_APPLY WHAT YOU READ_
(a) Translate into Spanish this sentence from the Ravinder Kumar biography: "He is married to Anisha Dhiman who works in the Education Department of Himachal Pradesh."
(b) Copy the part of the Ravinder Kumar biography that starts with "Indian politician" and goes on through "Bharatiya Janata Party.".

Member of the Himachal Pradesh Legislative Assembly
- Incumbent
- Assumed office 2017
- Preceded by: Yadvinder Goma
- Constituency: Jaisinghpur

Personal details
- Born: 1 October 1961 (age 64) Alampur, Kangra, Himachal Pradesh
- Party: BJP
- Spouse: Anisha Dhiman
- Parents: Sh. Jagan Nath (father); Late Smt. Soma Devi (mother);
- Occupation: Social worker, politician, yogi
- Website: https://www.ravinderkumar.in

= Ravinder Kumar (politician) =

Indian politician

Ravinder Kumar (born October 1, 1961), publicly known as Ravi Dhiman, is an MLA from the Jaisinghpur constituency of Himachal Pradesh and a member of the Bharatiya Janata Party.

==Personal life==
Ravi Dhiman was born in Jangal Kangra, Himachal Pradesh, India, the son of Soma Devi and Jagan Nath. He is married to Anisha Dhiman who works in the Education Department of Himachal Pradesh. They have a daughter and a son. He is a Graduate and CAIIB(I) from Indian Institute of Bankers.

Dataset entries

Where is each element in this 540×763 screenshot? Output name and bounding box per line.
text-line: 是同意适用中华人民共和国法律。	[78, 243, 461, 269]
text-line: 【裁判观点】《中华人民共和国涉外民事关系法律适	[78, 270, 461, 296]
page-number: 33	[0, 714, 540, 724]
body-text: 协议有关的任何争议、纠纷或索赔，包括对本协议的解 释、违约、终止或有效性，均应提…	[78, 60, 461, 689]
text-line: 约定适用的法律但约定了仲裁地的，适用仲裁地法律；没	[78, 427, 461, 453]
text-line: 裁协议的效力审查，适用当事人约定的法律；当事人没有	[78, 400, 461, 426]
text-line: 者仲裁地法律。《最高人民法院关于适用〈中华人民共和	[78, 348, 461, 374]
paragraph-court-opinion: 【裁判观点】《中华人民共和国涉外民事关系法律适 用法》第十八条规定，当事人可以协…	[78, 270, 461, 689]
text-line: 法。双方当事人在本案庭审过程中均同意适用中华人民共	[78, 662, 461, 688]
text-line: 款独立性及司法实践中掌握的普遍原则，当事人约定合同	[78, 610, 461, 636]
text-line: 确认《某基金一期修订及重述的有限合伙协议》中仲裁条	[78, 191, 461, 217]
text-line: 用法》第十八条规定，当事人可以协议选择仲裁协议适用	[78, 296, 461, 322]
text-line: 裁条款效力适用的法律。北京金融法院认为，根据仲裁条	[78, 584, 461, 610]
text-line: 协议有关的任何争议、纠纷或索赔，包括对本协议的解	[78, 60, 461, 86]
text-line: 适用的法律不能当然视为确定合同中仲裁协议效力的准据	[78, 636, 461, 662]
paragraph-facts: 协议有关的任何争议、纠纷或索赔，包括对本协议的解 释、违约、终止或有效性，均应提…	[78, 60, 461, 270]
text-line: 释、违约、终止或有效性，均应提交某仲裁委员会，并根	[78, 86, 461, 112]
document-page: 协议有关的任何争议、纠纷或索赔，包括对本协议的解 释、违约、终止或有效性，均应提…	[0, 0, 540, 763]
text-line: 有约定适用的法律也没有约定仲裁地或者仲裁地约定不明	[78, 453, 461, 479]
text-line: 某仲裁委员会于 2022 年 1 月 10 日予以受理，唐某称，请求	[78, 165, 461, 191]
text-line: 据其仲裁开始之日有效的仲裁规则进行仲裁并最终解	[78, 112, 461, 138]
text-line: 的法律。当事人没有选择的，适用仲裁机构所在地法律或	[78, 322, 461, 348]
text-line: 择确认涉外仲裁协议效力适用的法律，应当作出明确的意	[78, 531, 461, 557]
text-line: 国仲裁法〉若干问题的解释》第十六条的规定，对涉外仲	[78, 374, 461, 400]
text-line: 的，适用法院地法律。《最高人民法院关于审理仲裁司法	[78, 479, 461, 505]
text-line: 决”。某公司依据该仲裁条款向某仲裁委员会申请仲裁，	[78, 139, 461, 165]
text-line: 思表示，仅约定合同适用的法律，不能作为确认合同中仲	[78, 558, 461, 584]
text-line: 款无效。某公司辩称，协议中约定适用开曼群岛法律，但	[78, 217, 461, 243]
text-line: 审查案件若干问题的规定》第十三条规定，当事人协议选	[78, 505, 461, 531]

_WRITTEN RESPONSES_
(a) Está casado con Anisha Dhiman, que trabaja en el Departamento de Educación de Himachal Pradesh.

(b)
Indian politician

Ravinder Kumar (born October 1, 1961), publicly known as Ravi Dhiman, is an MLA from the Jaisinghpur constituency of Himachal Pradesh and a member of the Bharatiya Janata Party.